◆ WHAT YOU ARE ASKED TO DO:
Leave the pictures out, and retype all of the material exactly as written.

[Begin DATA RECORDS]

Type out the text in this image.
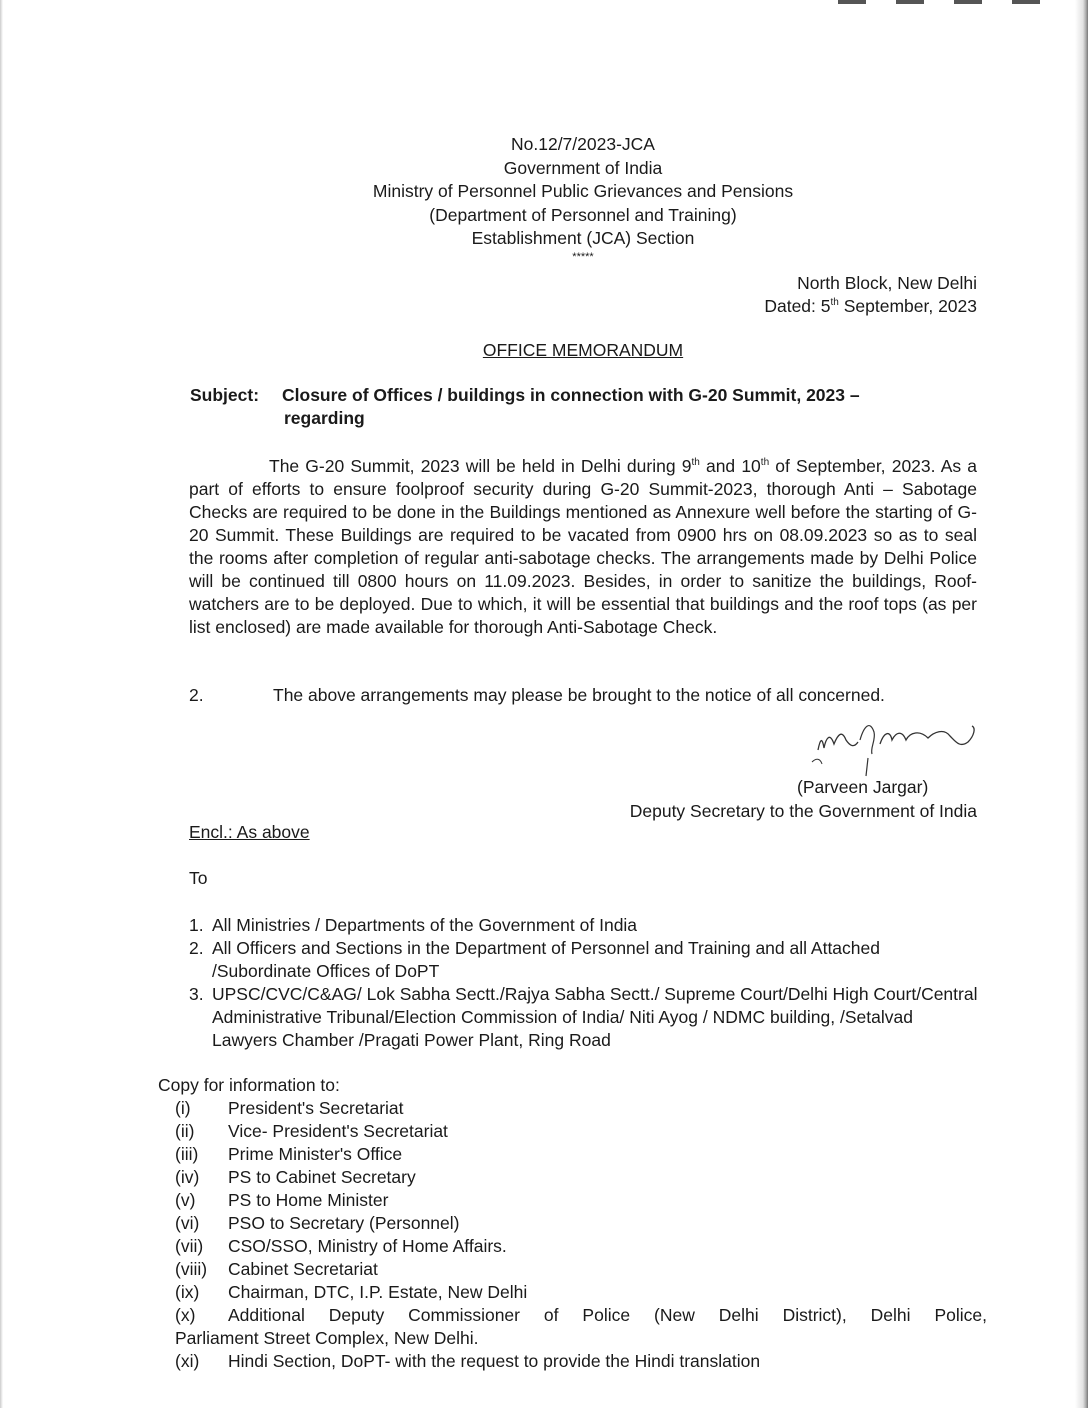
No.12/7/2023-JCA
Government of India
Ministry of Personnel Public Grievances and Pensions
(Department of Personnel and Training)
Establishment (JCA) Section
*****
North Block, New Delhi
Dated: 5th September, 2023
OFFICE MEMORANDUM
Subject:	Closure of Offices / buildings in connection with G-20 Summit, 2023 –
regarding
The G-20 Summit, 2023 will be held in Delhi during 9th and 10th of September, 2023. As a part of efforts to ensure foolproof security during G-20 Summit-2023, thorough Anti – Sabotage Checks are required to be done in the Buildings mentioned as Annexure well before the starting of G-20 Summit. These Buildings are required to be vacated from 0900 hrs on 08.09.2023 so as to seal the rooms after completion of regular anti-sabotage checks. The arrangements made by Delhi Police will be continued till 0800 hours on 11.09.2023. Besides, in order to sanitize the buildings, Roof-watchers are to be deployed. Due to which, it will be essential that buildings and the roof tops (as per list enclosed) are made available for thorough Anti-Sabotage Check.
2.	The above arrangements may please be brought to the notice of all concerned.
(Parveen Jargar)
Deputy Secretary to the Government of India
Encl.: As above
To
1. All Ministries / Departments of the Government of India
2. All Officers and Sections in the Department of Personnel and Training and all Attached /Subordinate Offices of DoPT
3. UPSC/CVC/C&AG/ Lok Sabha Sectt./Rajya Sabha Sectt./ Supreme Court/Delhi High Court/Central Administrative Tribunal/Election Commission of India/ Niti Ayog / NDMC building, /Setalvad Lawyers Chamber /Pragati Power Plant, Ring Road
Copy for information to:
(i)	President's Secretariat
(ii)	Vice- President's Secretariat
(iii)	Prime Minister's Office
(iv)	PS to Cabinet Secretary
(v)	PS to Home Minister
(vi)	PSO to Secretary (Personnel)
(vii)	CSO/SSO, Ministry of Home Affairs.
(viii)	Cabinet Secretariat
(ix)	Chairman, DTC, I.P. Estate, New Delhi
(x)	Additional Deputy Commissioner of Police (New Delhi District), Delhi Police,
Parliament Street Complex, New Delhi.
(xi)	Hindi Section, DoPT- with the request to provide the Hindi translation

[End DATA RECORDS]

◆ THE REPLY:
Type out the text in this image.
No.12/7/2023-JCA
Government of India
Ministry of Personnel Public Grievances and Pensions
(Department of Personnel and Training)
Establishment (JCA) Section
*****
North Block, New Delhi
Dated: 5th September, 2023
OFFICE MEMORANDUM
Subject:	Closure of Offices / buildings in connection with G-20 Summit, 2023 –
regarding
The G-20 Summit, 2023 will be held in Delhi during 9th and 10th of September, 2023. As a part of efforts to ensure foolproof security during G-20 Summit-2023, thorough Anti – Sabotage Checks are required to be done in the Buildings mentioned as Annexure well before the starting of G-20 Summit. These Buildings are required to be vacated from 0900 hrs on 08.09.2023 so as to seal the rooms after completion of regular anti-sabotage checks. The arrangements made by Delhi Police will be continued till 0800 hours on 11.09.2023. Besides, in order to sanitize the buildings, Roof-watchers are to be deployed. Due to which, it will be essential that buildings and the roof tops (as per list enclosed) are made available for thorough Anti-Sabotage Check.
2.	The above arrangements may please be brought to the notice of all concerned.
(Parveen Jargar)
Deputy Secretary to the Government of India
Encl.: As above
To
1. All Ministries / Departments of the Government of India
2. All Officers and Sections in the Department of Personnel and Training and all Attached /Subordinate Offices of DoPT
3. UPSC/CVC/C&AG/ Lok Sabha Sectt./Rajya Sabha Sectt./ Supreme Court/Delhi High Court/Central Administrative Tribunal/Election Commission of India/ Niti Ayog / NDMC building, /Setalvad Lawyers Chamber /Pragati Power Plant, Ring Road
Copy for information to:
(i)	President's Secretariat
(ii)	Vice- President's Secretariat
(iii)	Prime Minister's Office
(iv)	PS to Cabinet Secretary
(v)	PS to Home Minister
(vi)	PSO to Secretary (Personnel)
(vii)	CSO/SSO, Ministry of Home Affairs.
(viii)	Cabinet Secretariat
(ix)	Chairman, DTC, I.P. Estate, New Delhi
(x)	Additional Deputy Commissioner of Police (New Delhi District), Delhi Police,
Parliament Street Complex, New Delhi.
(xi)	Hindi Section, DoPT- with the request to provide the Hindi translation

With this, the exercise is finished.